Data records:
>> begin

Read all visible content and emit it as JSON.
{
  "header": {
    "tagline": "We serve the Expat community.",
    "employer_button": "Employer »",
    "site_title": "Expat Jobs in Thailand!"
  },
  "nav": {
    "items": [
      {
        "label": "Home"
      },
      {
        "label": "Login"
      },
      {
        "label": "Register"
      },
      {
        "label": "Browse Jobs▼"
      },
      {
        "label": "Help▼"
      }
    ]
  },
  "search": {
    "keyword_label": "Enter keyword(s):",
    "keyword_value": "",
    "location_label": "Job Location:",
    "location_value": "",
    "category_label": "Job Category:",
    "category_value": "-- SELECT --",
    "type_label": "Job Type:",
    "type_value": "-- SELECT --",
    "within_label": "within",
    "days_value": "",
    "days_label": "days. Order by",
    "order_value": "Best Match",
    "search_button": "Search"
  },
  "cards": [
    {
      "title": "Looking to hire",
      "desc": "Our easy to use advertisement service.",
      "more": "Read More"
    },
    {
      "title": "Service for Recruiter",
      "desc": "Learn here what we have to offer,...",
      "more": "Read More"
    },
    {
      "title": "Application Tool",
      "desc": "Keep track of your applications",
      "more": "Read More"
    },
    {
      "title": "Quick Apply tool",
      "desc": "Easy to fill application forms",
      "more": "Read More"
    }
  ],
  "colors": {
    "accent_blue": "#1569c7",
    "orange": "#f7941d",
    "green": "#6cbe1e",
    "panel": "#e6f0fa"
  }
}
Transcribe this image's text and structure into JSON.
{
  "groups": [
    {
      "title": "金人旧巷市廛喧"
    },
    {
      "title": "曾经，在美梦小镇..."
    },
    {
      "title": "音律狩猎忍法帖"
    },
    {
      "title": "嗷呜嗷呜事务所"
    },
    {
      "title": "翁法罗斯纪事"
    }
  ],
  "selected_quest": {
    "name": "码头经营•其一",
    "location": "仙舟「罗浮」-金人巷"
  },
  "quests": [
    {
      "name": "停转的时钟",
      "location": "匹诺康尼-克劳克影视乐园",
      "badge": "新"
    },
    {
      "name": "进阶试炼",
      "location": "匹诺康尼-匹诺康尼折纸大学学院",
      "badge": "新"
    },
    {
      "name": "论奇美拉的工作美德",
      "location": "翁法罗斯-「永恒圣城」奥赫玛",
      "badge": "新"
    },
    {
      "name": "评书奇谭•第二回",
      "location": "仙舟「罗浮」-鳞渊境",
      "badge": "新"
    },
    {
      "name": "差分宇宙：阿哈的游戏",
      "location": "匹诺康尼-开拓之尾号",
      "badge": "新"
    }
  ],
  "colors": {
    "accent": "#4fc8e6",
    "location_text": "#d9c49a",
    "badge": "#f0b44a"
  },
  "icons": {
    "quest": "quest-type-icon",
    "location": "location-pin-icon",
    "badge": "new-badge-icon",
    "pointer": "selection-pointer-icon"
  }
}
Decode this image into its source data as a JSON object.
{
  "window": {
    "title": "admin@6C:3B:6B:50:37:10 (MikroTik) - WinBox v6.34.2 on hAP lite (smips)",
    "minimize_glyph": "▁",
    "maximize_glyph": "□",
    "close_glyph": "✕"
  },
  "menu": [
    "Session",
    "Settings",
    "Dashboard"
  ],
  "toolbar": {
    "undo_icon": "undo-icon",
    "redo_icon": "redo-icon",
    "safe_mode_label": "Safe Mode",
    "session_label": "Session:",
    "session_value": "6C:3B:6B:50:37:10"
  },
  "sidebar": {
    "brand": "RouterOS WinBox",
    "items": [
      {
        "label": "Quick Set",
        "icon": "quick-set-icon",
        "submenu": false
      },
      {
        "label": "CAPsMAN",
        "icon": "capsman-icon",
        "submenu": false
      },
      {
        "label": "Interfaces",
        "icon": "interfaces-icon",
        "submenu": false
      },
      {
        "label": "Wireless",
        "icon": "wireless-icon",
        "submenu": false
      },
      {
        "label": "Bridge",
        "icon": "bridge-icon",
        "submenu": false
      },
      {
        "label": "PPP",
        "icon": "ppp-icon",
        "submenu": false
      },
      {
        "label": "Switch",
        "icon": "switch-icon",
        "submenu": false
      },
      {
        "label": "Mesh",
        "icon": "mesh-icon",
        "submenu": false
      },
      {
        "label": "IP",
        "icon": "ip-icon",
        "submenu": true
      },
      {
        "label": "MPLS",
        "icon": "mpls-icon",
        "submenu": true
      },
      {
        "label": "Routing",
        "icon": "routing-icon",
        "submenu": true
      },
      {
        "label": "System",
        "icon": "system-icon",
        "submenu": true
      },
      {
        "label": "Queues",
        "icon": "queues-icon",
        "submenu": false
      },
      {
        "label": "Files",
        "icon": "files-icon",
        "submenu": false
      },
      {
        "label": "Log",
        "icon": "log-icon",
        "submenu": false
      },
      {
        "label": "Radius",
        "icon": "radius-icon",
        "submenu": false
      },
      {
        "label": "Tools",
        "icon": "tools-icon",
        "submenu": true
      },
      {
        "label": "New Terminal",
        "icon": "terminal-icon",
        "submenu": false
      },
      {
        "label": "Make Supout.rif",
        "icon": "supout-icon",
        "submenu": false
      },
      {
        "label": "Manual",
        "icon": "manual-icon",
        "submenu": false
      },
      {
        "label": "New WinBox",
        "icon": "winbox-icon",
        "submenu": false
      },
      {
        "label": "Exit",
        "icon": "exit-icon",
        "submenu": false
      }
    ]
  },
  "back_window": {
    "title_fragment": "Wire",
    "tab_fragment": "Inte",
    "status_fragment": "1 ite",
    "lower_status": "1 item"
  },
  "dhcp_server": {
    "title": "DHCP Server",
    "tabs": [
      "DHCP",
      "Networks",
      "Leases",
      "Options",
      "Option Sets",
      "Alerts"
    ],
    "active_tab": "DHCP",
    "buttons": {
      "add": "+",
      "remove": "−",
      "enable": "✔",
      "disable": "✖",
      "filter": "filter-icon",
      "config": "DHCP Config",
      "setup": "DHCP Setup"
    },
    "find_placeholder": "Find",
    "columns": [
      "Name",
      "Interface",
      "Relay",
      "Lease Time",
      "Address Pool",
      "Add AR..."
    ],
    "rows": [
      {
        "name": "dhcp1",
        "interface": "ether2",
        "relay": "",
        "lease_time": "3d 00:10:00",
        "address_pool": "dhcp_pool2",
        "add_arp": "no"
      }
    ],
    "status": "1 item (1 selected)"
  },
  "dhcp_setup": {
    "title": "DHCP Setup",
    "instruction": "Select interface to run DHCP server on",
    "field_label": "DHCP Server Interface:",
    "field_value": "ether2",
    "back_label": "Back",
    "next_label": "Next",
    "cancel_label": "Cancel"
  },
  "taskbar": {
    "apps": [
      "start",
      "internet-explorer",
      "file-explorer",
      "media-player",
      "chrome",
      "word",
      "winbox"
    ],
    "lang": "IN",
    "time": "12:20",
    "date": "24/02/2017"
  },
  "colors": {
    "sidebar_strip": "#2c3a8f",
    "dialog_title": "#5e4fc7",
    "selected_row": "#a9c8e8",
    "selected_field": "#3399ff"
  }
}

>> end

INSTRUCTIONS FOR THE TASK:
Copy out the whole listing exactly; please set it all down.

ANSWER TO THE TASK:
Read all visible content and emit it as JSON.
{
  "header": {
    "tagline": "We serve the Expat community.",
    "employer_button": "Employer »",
    "site_title": "Expat Jobs in Thailand!"
  },
  "nav": {
    "items": [
      {
        "label": "Home"
      },
      {
        "label": "Login"
      },
      {
        "label": "Register"
      },
      {
        "label": "Browse Jobs▼"
      },
      {
        "label": "Help▼"
      }
    ]
  },
  "search": {
    "keyword_label": "Enter keyword(s):",
    "keyword_value": "",
    "location_label": "Job Location:",
    "location_value": "",
    "category_label": "Job Category:",
    "category_value": "-- SELECT --",
    "type_label": "Job Type:",
    "type_value": "-- SELECT --",
    "within_label": "within",
    "days_value": "",
    "days_label": "days. Order by",
    "order_value": "Best Match",
    "search_button": "Search"
  },
  "cards": [
    {
      "title": "Looking to hire",
      "desc": "Our easy to use advertisement service.",
      "more": "Read More"
    },
    {
      "title": "Service for Recruiter",
      "desc": "Learn here what we have to offer,...",
      "more": "Read More"
    },
    {
      "title": "Application Tool",
      "desc": "Keep track of your applications",
      "more": "Read More"
    },
    {
      "title": "Quick Apply tool",
      "desc": "Easy to fill application forms",
      "more": "Read More"
    }
  ],
  "colors": {
    "accent_blue": "#1569c7",
    "orange": "#f7941d",
    "green": "#6cbe1e",
    "panel": "#e6f0fa"
  }
}
Transcribe this image's text and structure into JSON.
{
  "groups": [
    {
      "title": "金人旧巷市廛喧"
    },
    {
      "title": "曾经，在美梦小镇..."
    },
    {
      "title": "音律狩猎忍法帖"
    },
    {
      "title": "嗷呜嗷呜事务所"
    },
    {
      "title": "翁法罗斯纪事"
    }
  ],
  "selected_quest": {
    "name": "码头经营•其一",
    "location": "仙舟「罗浮」-金人巷"
  },
  "quests": [
    {
      "name": "停转的时钟",
      "location": "匹诺康尼-克劳克影视乐园",
      "badge": "新"
    },
    {
      "name": "进阶试炼",
      "location": "匹诺康尼-匹诺康尼折纸大学学院",
      "badge": "新"
    },
    {
      "name": "论奇美拉的工作美德",
      "location": "翁法罗斯-「永恒圣城」奥赫玛",
      "badge": "新"
    },
    {
      "name": "评书奇谭•第二回",
      "location": "仙舟「罗浮」-鳞渊境",
      "badge": "新"
    },
    {
      "name": "差分宇宙：阿哈的游戏",
      "location": "匹诺康尼-开拓之尾号",
      "badge": "新"
    }
  ],
  "colors": {
    "accent": "#4fc8e6",
    "location_text": "#d9c49a",
    "badge": "#f0b44a"
  },
  "icons": {
    "quest": "quest-type-icon",
    "location": "location-pin-icon",
    "badge": "new-badge-icon",
    "pointer": "selection-pointer-icon"
  }
}
Decode this image into its source data as a JSON object.
{
  "window": {
    "title": "admin@6C:3B:6B:50:37:10 (MikroTik) - WinBox v6.34.2 on hAP lite (smips)",
    "minimize_glyph": "▁",
    "maximize_glyph": "□",
    "close_glyph": "✕"
  },
  "menu": [
    "Session",
    "Settings",
    "Dashboard"
  ],
  "toolbar": {
    "undo_icon": "undo-icon",
    "redo_icon": "redo-icon",
    "safe_mode_label": "Safe Mode",
    "session_label": "Session:",
    "session_value": "6C:3B:6B:50:37:10"
  },
  "sidebar": {
    "brand": "RouterOS WinBox",
    "items": [
      {
        "label": "Quick Set",
        "icon": "quick-set-icon",
        "submenu": false
      },
      {
        "label": "CAPsMAN",
        "icon": "capsman-icon",
        "submenu": false
      },
      {
        "label": "Interfaces",
        "icon": "interfaces-icon",
        "submenu": false
      },
      {
        "label": "Wireless",
        "icon": "wireless-icon",
        "submenu": false
      },
      {
        "label": "Bridge",
        "icon": "bridge-icon",
        "submenu": false
      },
      {
        "label": "PPP",
        "icon": "ppp-icon",
        "submenu": false
      },
      {
        "label": "Switch",
        "icon": "switch-icon",
        "submenu": false
      },
      {
        "label": "Mesh",
        "icon": "mesh-icon",
        "submenu": false
      },
      {
        "label": "IP",
        "icon": "ip-icon",
        "submenu": true
      },
      {
        "label": "MPLS",
        "icon": "mpls-icon",
        "submenu": true
      },
      {
        "label": "Routing",
        "icon": "routing-icon",
        "submenu": true
      },
      {
        "label": "System",
        "icon": "system-icon",
        "submenu": true
      },
      {
        "label": "Queues",
        "icon": "queues-icon",
        "submenu": false
      },
      {
        "label": "Files",
        "icon": "files-icon",
        "submenu": false
      },
      {
        "label": "Log",
        "icon": "log-icon",
        "submenu": false
      },
      {
        "label": "Radius",
        "icon": "radius-icon",
        "submenu": false
      },
      {
        "label": "Tools",
        "icon": "tools-icon",
        "submenu": true
      },
      {
        "label": "New Terminal",
        "icon": "terminal-icon",
        "submenu": false
      },
      {
        "label": "Make Supout.rif",
        "icon": "supout-icon",
        "submenu": false
      },
      {
        "label": "Manual",
        "icon": "manual-icon",
        "submenu": false
      },
      {
        "label": "New WinBox",
        "icon": "winbox-icon",
        "submenu": false
      },
      {
        "label": "Exit",
        "icon": "exit-icon",
        "submenu": false
      }
    ]
  },
  "back_window": {
    "title_fragment": "Wire",
    "tab_fragment": "Inte",
    "status_fragment": "1 ite",
    "lower_status": "1 item"
  },
  "dhcp_server": {
    "title": "DHCP Server",
    "tabs": [
      "DHCP",
      "Networks",
      "Leases",
      "Options",
      "Option Sets",
      "Alerts"
    ],
    "active_tab": "DHCP",
    "buttons": {
      "add": "+",
      "remove": "−",
      "enable": "✔",
      "disable": "✖",
      "filter": "filter-icon",
      "config": "DHCP Config",
      "setup": "DHCP Setup"
    },
    "find_placeholder": "Find",
    "columns": [
      "Name",
      "Interface",
      "Relay",
      "Lease Time",
      "Address Pool",
      "Add AR..."
    ],
    "rows": [
      {
        "name": "dhcp1",
        "interface": "ether2",
        "relay": "",
        "lease_time": "3d 00:10:00",
        "address_pool": "dhcp_pool2",
        "add_arp": "no"
      }
    ],
    "status": "1 item (1 selected)"
  },
  "dhcp_setup": {
    "title": "DHCP Setup",
    "instruction": "Select interface to run DHCP server on",
    "field_label": "DHCP Server Interface:",
    "field_value": "ether2",
    "back_label": "Back",
    "next_label": "Next",
    "cancel_label": "Cancel"
  },
  "taskbar": {
    "apps": [
      "start",
      "internet-explorer",
      "file-explorer",
      "media-player",
      "chrome",
      "word",
      "winbox"
    ],
    "lang": "IN",
    "time": "12:20",
    "date": "24/02/2017"
  },
  "colors": {
    "sidebar_strip": "#2c3a8f",
    "dialog_title": "#5e4fc7",
    "selected_row": "#a9c8e8",
    "selected_field": "#3399ff"
  }
}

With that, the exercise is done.